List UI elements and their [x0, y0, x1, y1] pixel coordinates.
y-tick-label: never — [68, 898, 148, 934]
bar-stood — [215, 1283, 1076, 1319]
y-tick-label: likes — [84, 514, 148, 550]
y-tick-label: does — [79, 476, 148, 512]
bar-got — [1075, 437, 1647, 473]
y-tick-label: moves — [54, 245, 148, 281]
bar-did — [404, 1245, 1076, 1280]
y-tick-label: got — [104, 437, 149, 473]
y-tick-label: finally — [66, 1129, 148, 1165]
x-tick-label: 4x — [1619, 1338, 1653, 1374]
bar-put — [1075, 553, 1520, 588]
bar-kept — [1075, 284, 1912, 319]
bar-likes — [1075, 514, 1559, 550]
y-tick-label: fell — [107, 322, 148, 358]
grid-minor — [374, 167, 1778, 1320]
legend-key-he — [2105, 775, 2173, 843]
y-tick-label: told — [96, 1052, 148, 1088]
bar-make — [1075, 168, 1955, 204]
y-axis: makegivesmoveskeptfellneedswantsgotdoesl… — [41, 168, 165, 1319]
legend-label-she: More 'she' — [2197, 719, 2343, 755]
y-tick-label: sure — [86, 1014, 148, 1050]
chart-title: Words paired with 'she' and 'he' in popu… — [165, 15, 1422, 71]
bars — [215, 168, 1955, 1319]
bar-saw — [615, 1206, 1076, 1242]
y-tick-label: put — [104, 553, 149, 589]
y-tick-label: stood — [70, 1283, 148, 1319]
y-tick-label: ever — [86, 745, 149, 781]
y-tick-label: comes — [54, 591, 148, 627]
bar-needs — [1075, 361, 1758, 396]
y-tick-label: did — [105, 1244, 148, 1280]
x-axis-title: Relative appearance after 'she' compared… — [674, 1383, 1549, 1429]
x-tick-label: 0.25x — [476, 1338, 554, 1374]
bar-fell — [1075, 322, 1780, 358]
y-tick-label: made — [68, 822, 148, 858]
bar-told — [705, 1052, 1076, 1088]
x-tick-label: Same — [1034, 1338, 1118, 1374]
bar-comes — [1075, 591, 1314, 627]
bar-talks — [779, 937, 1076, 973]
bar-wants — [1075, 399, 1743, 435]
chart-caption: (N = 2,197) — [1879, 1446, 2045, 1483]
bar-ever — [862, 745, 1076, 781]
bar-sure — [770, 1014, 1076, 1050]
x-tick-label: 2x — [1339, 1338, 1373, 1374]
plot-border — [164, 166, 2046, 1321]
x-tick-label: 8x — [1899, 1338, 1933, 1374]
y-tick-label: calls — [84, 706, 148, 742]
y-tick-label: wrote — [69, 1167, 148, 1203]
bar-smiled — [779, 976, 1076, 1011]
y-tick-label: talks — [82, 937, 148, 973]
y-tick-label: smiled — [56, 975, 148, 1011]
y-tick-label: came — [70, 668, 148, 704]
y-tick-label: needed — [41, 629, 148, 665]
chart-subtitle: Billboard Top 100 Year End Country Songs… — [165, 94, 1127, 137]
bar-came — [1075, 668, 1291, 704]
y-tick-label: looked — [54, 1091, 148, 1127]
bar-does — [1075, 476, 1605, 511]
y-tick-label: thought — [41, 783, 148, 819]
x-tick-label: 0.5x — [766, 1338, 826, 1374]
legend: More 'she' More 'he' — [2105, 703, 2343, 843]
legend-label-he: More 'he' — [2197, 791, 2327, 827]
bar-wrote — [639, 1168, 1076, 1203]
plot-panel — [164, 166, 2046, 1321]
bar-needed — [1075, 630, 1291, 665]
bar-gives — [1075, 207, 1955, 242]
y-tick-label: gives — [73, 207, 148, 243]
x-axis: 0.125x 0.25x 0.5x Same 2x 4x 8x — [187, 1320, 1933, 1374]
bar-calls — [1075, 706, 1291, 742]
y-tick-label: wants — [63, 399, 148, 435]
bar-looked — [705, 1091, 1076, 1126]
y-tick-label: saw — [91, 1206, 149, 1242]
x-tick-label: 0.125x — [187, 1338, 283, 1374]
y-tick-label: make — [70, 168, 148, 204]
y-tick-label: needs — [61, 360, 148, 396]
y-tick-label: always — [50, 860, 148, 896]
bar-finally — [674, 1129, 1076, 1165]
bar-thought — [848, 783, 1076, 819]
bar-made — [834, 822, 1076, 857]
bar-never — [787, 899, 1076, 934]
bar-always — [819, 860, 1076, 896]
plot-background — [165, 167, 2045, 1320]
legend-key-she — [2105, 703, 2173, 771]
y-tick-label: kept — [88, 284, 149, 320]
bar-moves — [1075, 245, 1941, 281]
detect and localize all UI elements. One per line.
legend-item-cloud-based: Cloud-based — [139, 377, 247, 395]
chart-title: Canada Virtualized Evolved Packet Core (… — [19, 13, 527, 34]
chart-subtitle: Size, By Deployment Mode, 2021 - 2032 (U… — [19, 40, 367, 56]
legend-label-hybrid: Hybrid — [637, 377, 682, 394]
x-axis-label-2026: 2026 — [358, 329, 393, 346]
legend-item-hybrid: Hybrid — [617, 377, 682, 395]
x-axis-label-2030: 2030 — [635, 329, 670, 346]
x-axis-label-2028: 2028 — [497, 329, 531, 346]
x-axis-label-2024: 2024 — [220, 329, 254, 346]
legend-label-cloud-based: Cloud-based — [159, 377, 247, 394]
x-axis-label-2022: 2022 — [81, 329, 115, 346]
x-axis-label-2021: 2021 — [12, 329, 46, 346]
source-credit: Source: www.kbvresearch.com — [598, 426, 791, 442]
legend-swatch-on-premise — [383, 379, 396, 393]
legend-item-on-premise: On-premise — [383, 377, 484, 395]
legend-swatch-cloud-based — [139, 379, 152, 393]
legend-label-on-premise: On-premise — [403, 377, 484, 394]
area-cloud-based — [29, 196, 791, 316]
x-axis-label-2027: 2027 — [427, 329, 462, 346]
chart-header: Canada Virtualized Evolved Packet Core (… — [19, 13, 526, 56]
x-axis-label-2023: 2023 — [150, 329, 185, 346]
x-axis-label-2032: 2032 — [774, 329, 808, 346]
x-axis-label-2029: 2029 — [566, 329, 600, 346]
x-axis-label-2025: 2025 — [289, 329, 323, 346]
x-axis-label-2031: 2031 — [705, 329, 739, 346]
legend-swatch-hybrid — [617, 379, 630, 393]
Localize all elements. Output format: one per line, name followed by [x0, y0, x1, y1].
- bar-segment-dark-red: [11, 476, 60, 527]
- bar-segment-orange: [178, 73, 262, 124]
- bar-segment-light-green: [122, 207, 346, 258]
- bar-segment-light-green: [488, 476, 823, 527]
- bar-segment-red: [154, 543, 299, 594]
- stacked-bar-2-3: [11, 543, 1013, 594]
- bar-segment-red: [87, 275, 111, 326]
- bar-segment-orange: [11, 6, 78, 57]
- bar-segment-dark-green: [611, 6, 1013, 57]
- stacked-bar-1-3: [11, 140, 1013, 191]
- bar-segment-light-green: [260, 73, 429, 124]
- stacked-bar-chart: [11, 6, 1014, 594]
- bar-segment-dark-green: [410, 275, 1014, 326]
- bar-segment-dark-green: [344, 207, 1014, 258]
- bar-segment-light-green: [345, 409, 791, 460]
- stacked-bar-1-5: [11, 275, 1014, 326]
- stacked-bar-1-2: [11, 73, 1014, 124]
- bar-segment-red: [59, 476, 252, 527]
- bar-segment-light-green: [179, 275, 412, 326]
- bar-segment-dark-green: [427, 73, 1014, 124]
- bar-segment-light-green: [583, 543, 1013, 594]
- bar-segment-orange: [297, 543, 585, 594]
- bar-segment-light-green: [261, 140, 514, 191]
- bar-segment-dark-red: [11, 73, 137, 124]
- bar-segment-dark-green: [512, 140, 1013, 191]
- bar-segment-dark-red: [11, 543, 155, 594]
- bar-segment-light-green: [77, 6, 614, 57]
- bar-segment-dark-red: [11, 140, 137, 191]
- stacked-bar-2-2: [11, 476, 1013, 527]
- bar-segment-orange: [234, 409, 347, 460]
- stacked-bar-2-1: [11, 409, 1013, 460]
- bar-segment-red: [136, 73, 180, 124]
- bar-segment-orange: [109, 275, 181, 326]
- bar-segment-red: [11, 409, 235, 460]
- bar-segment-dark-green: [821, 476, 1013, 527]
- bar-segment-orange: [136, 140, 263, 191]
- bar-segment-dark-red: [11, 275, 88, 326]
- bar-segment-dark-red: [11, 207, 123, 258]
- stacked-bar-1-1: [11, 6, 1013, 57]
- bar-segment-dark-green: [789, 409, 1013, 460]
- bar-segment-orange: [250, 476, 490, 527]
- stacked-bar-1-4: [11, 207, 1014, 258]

------------------------

__Travail demandé__. Recopiez à l'identique les lignes des enregistrements, depuis la première jusqu'à celle qui contient « bar-make — [1075, 168, 1955, 204] », cette dernière comprise.

__La solution__.
List UI elements and their [x0, y0, x1, y1] pixel coordinates.
y-tick-label: never — [68, 898, 148, 934]
bar-stood — [215, 1283, 1076, 1319]
y-tick-label: likes — [84, 514, 148, 550]
y-tick-label: does — [79, 476, 148, 512]
bar-got — [1075, 437, 1647, 473]
y-tick-label: moves — [54, 245, 148, 281]
bar-did — [404, 1245, 1076, 1280]
y-tick-label: got — [104, 437, 149, 473]
y-tick-label: finally — [66, 1129, 148, 1165]
x-tick-label: 4x — [1619, 1338, 1653, 1374]
bar-put — [1075, 553, 1520, 588]
bar-kept — [1075, 284, 1912, 319]
bar-likes — [1075, 514, 1559, 550]
y-tick-label: fell — [107, 322, 148, 358]
grid-minor — [374, 167, 1778, 1320]
legend-key-he — [2105, 775, 2173, 843]
y-tick-label: told — [96, 1052, 148, 1088]
bar-make — [1075, 168, 1955, 204]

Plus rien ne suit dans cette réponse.